--- GIVEN EXERCISE ---
Lines that hold the word "переменным" should be located and copied.

━━ DATA SECTION

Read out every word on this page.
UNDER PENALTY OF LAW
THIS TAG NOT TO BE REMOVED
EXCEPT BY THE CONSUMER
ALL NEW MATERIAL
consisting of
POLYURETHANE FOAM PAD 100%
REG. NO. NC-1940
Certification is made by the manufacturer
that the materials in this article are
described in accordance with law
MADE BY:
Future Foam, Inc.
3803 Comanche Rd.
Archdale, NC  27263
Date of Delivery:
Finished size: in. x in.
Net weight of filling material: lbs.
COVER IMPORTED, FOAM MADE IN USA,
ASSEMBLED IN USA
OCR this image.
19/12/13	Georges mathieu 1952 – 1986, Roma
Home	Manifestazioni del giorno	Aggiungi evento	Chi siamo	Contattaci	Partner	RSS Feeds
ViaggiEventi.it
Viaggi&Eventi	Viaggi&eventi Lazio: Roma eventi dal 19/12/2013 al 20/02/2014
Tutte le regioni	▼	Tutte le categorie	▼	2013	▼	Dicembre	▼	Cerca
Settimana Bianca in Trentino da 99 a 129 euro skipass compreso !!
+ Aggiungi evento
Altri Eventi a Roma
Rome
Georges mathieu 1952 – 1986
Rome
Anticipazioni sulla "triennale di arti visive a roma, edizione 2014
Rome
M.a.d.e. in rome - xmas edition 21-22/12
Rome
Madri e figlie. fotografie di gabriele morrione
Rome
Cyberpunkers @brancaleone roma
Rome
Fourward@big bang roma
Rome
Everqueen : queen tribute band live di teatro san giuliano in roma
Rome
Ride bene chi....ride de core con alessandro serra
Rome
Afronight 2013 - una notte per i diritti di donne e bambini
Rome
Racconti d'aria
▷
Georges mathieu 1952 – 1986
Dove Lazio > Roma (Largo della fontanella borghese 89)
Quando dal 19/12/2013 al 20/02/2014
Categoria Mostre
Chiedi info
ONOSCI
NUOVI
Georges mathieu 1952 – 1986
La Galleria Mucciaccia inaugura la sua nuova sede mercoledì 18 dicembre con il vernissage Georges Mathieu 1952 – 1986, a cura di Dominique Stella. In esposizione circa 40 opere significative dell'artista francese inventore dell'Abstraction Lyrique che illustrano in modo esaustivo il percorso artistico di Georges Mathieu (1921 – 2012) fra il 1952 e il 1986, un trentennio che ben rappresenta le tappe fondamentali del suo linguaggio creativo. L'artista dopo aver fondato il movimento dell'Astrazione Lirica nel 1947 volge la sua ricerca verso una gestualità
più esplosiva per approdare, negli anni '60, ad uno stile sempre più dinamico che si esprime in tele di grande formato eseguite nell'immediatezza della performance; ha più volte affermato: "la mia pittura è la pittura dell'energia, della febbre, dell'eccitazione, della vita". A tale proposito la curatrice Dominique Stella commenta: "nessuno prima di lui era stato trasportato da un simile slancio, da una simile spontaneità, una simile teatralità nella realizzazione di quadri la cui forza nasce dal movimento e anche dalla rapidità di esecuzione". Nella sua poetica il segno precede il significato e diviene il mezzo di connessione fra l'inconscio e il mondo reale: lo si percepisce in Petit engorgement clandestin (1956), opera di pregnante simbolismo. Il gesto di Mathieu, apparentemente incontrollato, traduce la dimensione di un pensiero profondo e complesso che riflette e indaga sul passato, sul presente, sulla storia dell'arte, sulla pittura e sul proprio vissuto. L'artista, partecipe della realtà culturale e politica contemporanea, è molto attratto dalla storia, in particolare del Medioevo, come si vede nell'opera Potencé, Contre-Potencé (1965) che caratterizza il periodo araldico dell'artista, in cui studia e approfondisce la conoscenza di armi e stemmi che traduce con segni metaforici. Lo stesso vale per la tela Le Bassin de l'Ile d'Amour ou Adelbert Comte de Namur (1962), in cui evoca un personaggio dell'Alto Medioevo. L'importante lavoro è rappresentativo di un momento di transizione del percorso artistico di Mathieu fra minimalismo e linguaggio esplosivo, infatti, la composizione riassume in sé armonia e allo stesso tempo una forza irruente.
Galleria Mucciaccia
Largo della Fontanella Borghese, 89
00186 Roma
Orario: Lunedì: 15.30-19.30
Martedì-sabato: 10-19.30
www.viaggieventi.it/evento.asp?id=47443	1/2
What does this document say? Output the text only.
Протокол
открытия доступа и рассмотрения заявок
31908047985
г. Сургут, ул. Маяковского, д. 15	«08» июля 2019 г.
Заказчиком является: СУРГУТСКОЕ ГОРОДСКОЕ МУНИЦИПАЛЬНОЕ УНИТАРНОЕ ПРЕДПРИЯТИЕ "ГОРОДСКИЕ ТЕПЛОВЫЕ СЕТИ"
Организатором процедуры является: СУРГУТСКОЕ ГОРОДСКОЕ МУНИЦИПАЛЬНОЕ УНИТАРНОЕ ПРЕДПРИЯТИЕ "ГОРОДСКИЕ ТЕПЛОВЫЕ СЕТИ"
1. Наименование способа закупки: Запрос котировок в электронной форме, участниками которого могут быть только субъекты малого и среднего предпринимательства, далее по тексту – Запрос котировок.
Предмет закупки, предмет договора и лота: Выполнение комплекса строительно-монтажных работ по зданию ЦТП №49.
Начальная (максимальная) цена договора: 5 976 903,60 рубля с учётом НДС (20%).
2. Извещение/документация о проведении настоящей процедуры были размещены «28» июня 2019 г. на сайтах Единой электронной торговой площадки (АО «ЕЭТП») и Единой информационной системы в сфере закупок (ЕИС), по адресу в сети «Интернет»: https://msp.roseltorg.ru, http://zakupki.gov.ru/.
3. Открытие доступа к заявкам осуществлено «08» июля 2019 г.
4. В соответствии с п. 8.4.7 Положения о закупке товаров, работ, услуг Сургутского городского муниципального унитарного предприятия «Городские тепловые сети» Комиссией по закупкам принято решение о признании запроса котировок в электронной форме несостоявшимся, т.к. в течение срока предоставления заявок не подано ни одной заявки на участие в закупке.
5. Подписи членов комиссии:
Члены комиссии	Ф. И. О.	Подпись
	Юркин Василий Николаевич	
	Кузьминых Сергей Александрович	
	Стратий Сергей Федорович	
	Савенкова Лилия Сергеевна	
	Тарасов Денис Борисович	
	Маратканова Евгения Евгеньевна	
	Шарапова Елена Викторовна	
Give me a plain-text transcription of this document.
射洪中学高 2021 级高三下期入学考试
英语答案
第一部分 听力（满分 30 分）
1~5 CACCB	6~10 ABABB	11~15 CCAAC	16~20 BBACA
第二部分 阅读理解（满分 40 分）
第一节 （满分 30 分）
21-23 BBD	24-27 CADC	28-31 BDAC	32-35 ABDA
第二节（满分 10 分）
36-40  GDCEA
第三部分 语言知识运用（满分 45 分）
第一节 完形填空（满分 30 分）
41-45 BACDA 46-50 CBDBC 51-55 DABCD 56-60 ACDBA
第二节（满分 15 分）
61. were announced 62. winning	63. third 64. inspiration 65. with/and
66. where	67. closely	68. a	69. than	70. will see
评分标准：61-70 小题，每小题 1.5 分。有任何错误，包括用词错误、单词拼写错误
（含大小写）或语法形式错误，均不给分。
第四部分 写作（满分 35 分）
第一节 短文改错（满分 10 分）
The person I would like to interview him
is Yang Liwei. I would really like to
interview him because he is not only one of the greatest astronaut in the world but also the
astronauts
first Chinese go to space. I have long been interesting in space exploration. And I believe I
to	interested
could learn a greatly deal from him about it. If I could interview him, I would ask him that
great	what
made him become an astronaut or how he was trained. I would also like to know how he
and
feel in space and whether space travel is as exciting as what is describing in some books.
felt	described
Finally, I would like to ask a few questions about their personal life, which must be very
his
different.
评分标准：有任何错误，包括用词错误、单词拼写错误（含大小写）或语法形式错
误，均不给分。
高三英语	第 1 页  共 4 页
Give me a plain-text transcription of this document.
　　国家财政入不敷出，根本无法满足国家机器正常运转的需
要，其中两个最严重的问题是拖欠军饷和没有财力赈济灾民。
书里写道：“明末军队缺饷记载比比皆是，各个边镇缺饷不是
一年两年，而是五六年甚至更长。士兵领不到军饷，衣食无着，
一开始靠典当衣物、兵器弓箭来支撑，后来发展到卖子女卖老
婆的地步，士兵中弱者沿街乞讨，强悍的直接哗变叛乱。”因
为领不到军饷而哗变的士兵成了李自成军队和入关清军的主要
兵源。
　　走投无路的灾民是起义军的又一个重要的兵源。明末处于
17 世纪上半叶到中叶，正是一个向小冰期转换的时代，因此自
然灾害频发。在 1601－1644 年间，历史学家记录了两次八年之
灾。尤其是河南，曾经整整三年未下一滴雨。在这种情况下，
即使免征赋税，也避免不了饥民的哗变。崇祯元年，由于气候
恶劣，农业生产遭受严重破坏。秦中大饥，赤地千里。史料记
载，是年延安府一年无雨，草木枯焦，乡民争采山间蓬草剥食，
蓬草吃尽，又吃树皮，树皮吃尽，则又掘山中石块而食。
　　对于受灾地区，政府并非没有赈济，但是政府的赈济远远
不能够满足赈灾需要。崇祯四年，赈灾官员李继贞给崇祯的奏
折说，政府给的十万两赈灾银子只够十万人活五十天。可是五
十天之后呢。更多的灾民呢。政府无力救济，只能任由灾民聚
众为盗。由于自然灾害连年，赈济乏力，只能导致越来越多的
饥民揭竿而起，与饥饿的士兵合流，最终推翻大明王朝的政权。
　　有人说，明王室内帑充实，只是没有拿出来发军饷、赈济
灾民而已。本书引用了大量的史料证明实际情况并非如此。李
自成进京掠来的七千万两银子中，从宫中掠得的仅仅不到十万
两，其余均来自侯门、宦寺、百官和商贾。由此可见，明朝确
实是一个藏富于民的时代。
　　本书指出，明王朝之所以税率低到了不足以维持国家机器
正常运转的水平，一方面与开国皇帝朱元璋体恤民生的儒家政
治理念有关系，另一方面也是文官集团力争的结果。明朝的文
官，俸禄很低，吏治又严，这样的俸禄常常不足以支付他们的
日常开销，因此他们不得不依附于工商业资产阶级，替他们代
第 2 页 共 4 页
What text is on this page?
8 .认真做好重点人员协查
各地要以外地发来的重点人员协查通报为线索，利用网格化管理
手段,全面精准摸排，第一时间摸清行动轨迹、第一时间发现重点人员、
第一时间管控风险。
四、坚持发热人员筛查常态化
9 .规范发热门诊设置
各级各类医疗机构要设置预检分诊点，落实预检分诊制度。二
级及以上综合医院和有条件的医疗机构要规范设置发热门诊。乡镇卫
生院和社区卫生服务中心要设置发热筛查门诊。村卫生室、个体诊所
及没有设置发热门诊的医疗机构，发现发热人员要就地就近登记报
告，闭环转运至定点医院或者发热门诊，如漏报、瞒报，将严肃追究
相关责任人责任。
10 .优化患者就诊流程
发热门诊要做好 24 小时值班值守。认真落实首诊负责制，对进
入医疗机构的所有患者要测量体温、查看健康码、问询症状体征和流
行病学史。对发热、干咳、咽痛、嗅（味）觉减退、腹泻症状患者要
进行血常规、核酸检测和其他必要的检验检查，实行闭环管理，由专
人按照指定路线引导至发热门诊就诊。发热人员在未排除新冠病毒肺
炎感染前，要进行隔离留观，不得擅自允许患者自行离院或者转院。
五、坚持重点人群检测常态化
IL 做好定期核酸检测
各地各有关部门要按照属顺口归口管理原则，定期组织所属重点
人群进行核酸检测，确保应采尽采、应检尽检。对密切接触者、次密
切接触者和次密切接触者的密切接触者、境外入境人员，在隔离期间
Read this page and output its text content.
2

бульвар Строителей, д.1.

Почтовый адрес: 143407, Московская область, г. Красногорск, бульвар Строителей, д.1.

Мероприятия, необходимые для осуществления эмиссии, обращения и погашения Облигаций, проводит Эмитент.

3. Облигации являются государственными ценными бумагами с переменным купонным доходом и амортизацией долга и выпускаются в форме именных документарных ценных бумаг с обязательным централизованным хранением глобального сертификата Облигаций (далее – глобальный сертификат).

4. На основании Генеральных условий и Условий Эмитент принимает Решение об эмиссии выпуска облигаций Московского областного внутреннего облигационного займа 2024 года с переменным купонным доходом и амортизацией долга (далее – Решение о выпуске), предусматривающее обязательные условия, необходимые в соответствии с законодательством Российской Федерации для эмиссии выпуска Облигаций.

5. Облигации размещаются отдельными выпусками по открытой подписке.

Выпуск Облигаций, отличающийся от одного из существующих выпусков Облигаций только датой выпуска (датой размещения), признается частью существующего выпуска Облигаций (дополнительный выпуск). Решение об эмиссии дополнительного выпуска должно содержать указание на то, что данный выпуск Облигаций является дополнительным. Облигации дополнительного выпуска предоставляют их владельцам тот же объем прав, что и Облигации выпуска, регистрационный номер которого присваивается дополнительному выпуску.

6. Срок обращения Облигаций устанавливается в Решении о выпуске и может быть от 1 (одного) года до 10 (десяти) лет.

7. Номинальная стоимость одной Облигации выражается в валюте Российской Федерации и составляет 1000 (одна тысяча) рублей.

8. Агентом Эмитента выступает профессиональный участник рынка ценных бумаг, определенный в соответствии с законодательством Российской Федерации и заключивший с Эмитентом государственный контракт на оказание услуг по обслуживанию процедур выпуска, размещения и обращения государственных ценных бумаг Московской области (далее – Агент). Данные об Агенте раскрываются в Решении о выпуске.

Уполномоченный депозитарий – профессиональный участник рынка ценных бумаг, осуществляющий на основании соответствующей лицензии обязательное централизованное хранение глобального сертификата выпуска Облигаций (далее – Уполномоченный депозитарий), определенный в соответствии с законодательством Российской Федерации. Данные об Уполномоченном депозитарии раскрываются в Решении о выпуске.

━━━━

--- RESULT FOR THIS EXERCISE ---
3. Облигации являются государственными ценными бумагами с переменным купонным доходом и амортизацией долга и выпускаются в форме именных документарных ценных бумаг с обязательным централизованным хранением глобального сертификата Облигаций (далее – глобальный сертификат).
4. На основании Генеральных условий и Условий Эмитент принимает Решение об эмиссии выпуска облигаций Московского областного внутреннего облигационного займа 2024 года с переменным купонным доходом и амортизацией долга (далее – Решение о выпуске), предусматривающее обязательные условия, необходимые в соответствии с законодательством Российской Федерации для эмиссии выпуска Облигаций.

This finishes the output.